## Directive
Leaving out every picture, quote the data below exactly as it appears.

[Data items]
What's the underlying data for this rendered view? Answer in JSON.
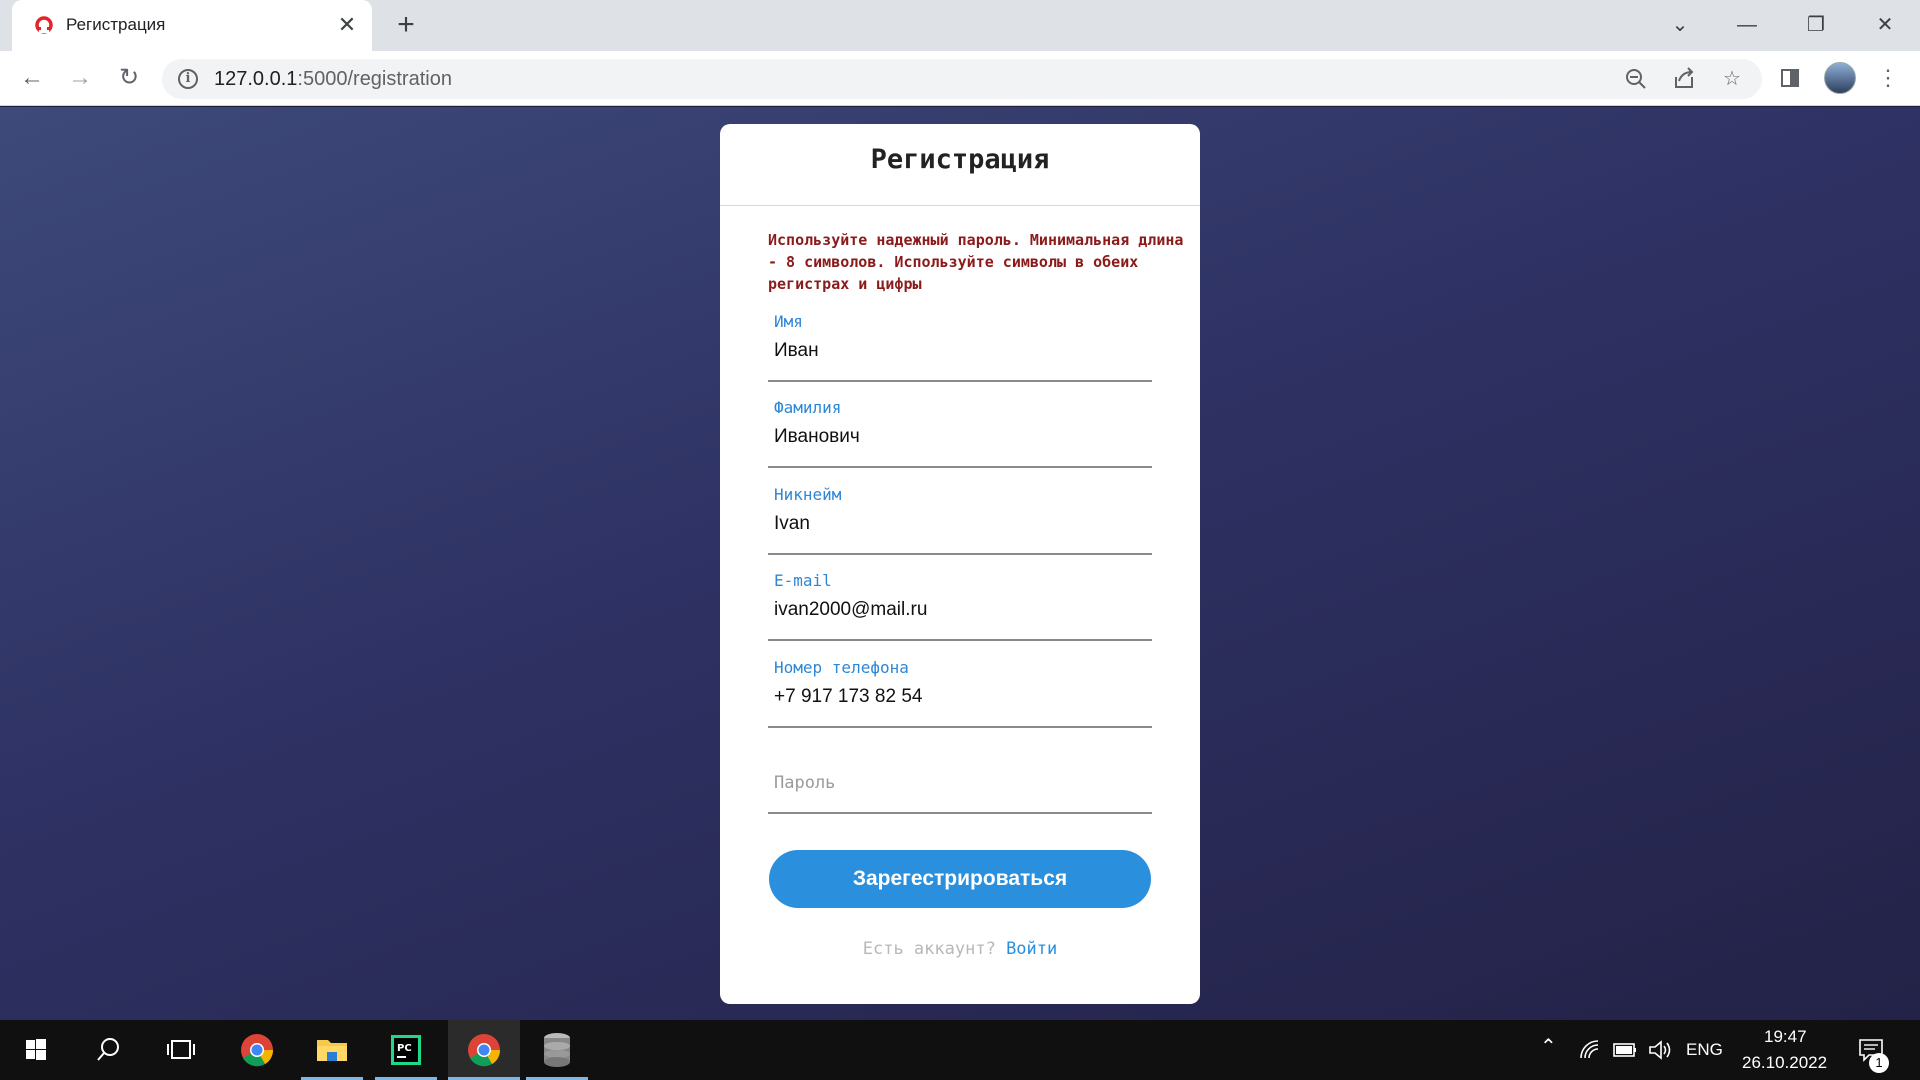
{
  "browser": {
    "tab_title": "Регистрация",
    "tab_close": "✕",
    "new_tab": "+",
    "url_host": "127.0.0.1",
    "url_path": ":5000/registration"
  },
  "page": {
    "title": "Регистрация",
    "hint": "Используйте надежный пароль. Минимальная длина - 8 символов. Используйте символы в обеих регистрах и цифры",
    "fields": [
      {
        "label": "Имя",
        "value": "Иван"
      },
      {
        "label": "Фамилия",
        "value": "Иванович"
      },
      {
        "label": "Никнейм",
        "value": "Ivan"
      },
      {
        "label": "E-mail",
        "value": "ivan2000@mail.ru"
      },
      {
        "label": "Номер телефона",
        "value": "+7 917 173 82 54"
      }
    ],
    "password_placeholder": "Пароль",
    "submit_label": "Зарегестрироваться",
    "login_prompt": "Есть аккаунт?",
    "login_link": "Войти",
    "accent_color": "#2a8fdc",
    "hint_color": "#8b1b1b"
  },
  "taskbar": {
    "language": "ENG",
    "time": "19:47",
    "date": "26.10.2022",
    "notification_count": "1"
  }
}
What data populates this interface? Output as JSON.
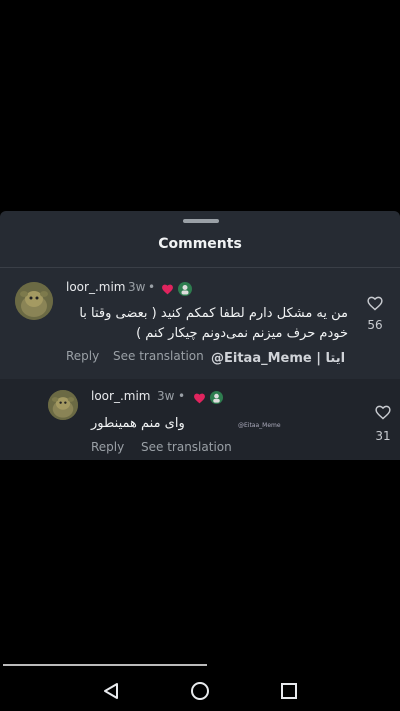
{
  "sheet": {
    "title": "Comments"
  },
  "comments": [
    {
      "username": "loor_.mim",
      "time": "3w",
      "separator": "•",
      "text_line1": "من یه مشکل دارم لطفا کمکم کنید ( بعضی وقتا با",
      "text_line2": "خودم حرف میزنم نمی‌دونم چیکار کنم )",
      "reply_label": "Reply",
      "translate_label": "See translation",
      "like_count": "56",
      "watermark": "@Eitaa_Meme | ایتا"
    },
    {
      "username": "loor_.mim",
      "time": "3w",
      "separator": "•",
      "text_line1": "وای منم همینطور",
      "reply_label": "Reply",
      "translate_label": "See translation",
      "like_count": "31",
      "watermark": "@Eitaa_Meme"
    }
  ],
  "colors": {
    "heart_red": "#e0245e",
    "sheet_bg": "#262b33"
  },
  "icons": {
    "heart_outline": "heart-outline-icon",
    "heart_filled": "heart-filled-icon",
    "back": "back-triangle-icon",
    "home": "home-circle-icon",
    "recents": "recents-square-icon"
  }
}
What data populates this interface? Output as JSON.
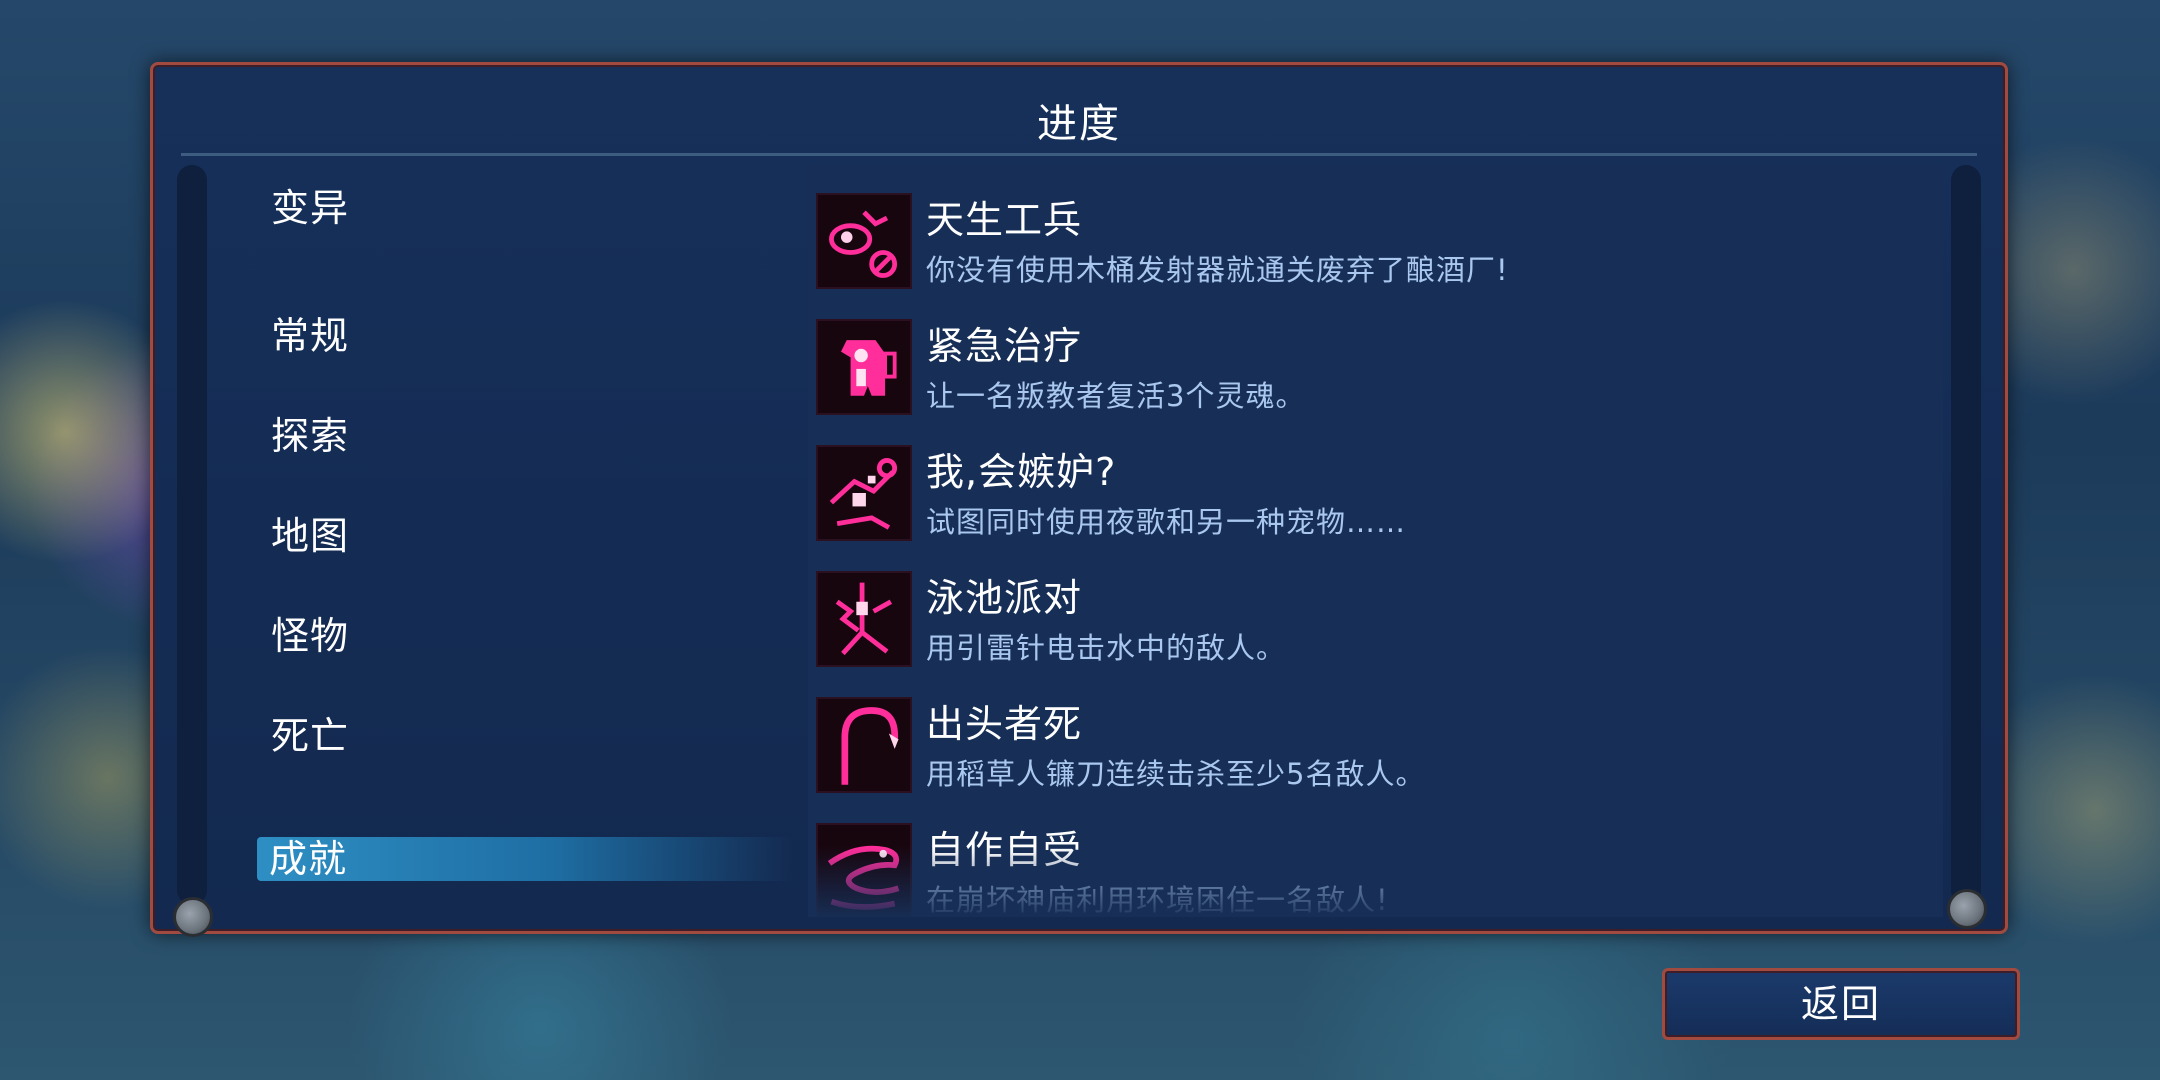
{
  "panel": {
    "title": "进度"
  },
  "categories": [
    {
      "label": "变异",
      "active": false
    },
    {
      "label": "常规",
      "active": false
    },
    {
      "label": "探索",
      "active": false
    },
    {
      "label": "地图",
      "active": false
    },
    {
      "label": "怪物",
      "active": false
    },
    {
      "label": "死亡",
      "active": false
    },
    {
      "label": "成就",
      "active": true
    }
  ],
  "achievements": [
    {
      "title": "天生工兵",
      "desc": "你没有使用木桶发射器就通关废弃了酿酒厂!",
      "icon": "barrel-launcher-crossed-icon"
    },
    {
      "title": "紧急治疗",
      "desc": "让一名叛教者复活3个灵魂。",
      "icon": "renegade-revive-icon"
    },
    {
      "title": "我,会嫉妒?",
      "desc": "试图同时使用夜歌和另一种宠物……",
      "icon": "jealous-pet-icon"
    },
    {
      "title": "泳池派对",
      "desc": "用引雷针电击水中的敌人。",
      "icon": "lightning-rod-icon"
    },
    {
      "title": "出头者死",
      "desc": "用稻草人镰刀连续击杀至少5名敌人。",
      "icon": "scythe-icon"
    },
    {
      "title": "自作自受",
      "desc": "在崩坏神庙利用环境困住一名敌人!",
      "icon": "trap-serpent-icon"
    }
  ],
  "footer": {
    "back_label": "返回"
  },
  "colors": {
    "accent_border": "#a14a40",
    "panel_bg": "#16305a",
    "badge_magenta": "#ff2e9a",
    "desc_text": "#a9c7ef",
    "active_tab": "#2e8fc4"
  }
}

## Written solution
What's the underlying data for this rendered view? Answer in JSON.
{
  "browser": {
    "tab_title": "Регистрация",
    "tab_close": "✕",
    "new_tab": "+",
    "url_host": "127.0.0.1",
    "url_path": ":5000/registration"
  },
  "page": {
    "title": "Регистрация",
    "hint": "Используйте надежный пароль. Минимальная длина - 8 символов. Используйте символы в обеих регистрах и цифры",
    "fields": [
      {
        "label": "Имя",
        "value": "Иван"
      },
      {
        "label": "Фамилия",
        "value": "Иванович"
      },
      {
        "label": "Никнейм",
        "value": "Ivan"
      },
      {
        "label": "E-mail",
        "value": "ivan2000@mail.ru"
      },
      {
        "label": "Номер телефона",
        "value": "+7 917 173 82 54"
      }
    ],
    "password_placeholder": "Пароль",
    "submit_label": "Зарегестрироваться",
    "login_prompt": "Есть аккаунт?",
    "login_link": "Войти",
    "accent_color": "#2a8fdc",
    "hint_color": "#8b1b1b"
  },
  "taskbar": {
    "language": "ENG",
    "time": "19:47",
    "date": "26.10.2022",
    "notification_count": "1"
  }
}
What data populates this interface? Output as JSON.
{
  "sheet": {
    "title": "Comments"
  },
  "comments": [
    {
      "username": "loor_.mim",
      "time": "3w",
      "separator": "•",
      "text_line1": "من یه مشکل دارم لطفا کمکم کنید ( بعضی وقتا با",
      "text_line2": "خودم حرف میزنم نمی‌دونم چیکار کنم )",
      "reply_label": "Reply",
      "translate_label": "See translation",
      "like_count": "56",
      "watermark": "@Eitaa_Meme | ایتا"
    },
    {
      "username": "loor_.mim",
      "time": "3w",
      "separator": "•",
      "text_line1": "وای منم همینطور",
      "reply_label": "Reply",
      "translate_label": "See translation",
      "like_count": "31",
      "watermark": "@Eitaa_Meme"
    }
  ],
  "colors": {
    "heart_red": "#e0245e",
    "sheet_bg": "#262b33"
  },
  "icons": {
    "heart_outline": "heart-outline-icon",
    "heart_filled": "heart-filled-icon",
    "back": "back-triangle-icon",
    "home": "home-circle-icon",
    "recents": "recents-square-icon"
  }
}
What data populates this interface? Output as JSON.
{
  "panel": {
    "title": "进度"
  },
  "categories": [
    {
      "label": "变异",
      "active": false
    },
    {
      "label": "常规",
      "active": false
    },
    {
      "label": "探索",
      "active": false
    },
    {
      "label": "地图",
      "active": false
    },
    {
      "label": "怪物",
      "active": false
    },
    {
      "label": "死亡",
      "active": false
    },
    {
      "label": "成就",
      "active": true
    }
  ],
  "achievements": [
    {
      "title": "天生工兵",
      "desc": "你没有使用木桶发射器就通关废弃了酿酒厂!",
      "icon": "barrel-launcher-crossed-icon"
    },
    {
      "title": "紧急治疗",
      "desc": "让一名叛教者复活3个灵魂。",
      "icon": "renegade-revive-icon"
    },
    {
      "title": "我,会嫉妒?",
      "desc": "试图同时使用夜歌和另一种宠物……",
      "icon": "jealous-pet-icon"
    },
    {
      "title": "泳池派对",
      "desc": "用引雷针电击水中的敌人。",
      "icon": "lightning-rod-icon"
    },
    {
      "title": "出头者死",
      "desc": "用稻草人镰刀连续击杀至少5名敌人。",
      "icon": "scythe-icon"
    },
    {
      "title": "自作自受",
      "desc": "在崩坏神庙利用环境困住一名敌人!",
      "icon": "trap-serpent-icon"
    }
  ],
  "footer": {
    "back_label": "返回"
  },
  "colors": {
    "accent_border": "#a14a40",
    "panel_bg": "#16305a",
    "badge_magenta": "#ff2e9a",
    "desc_text": "#a9c7ef",
    "active_tab": "#2e8fc4"
  }
}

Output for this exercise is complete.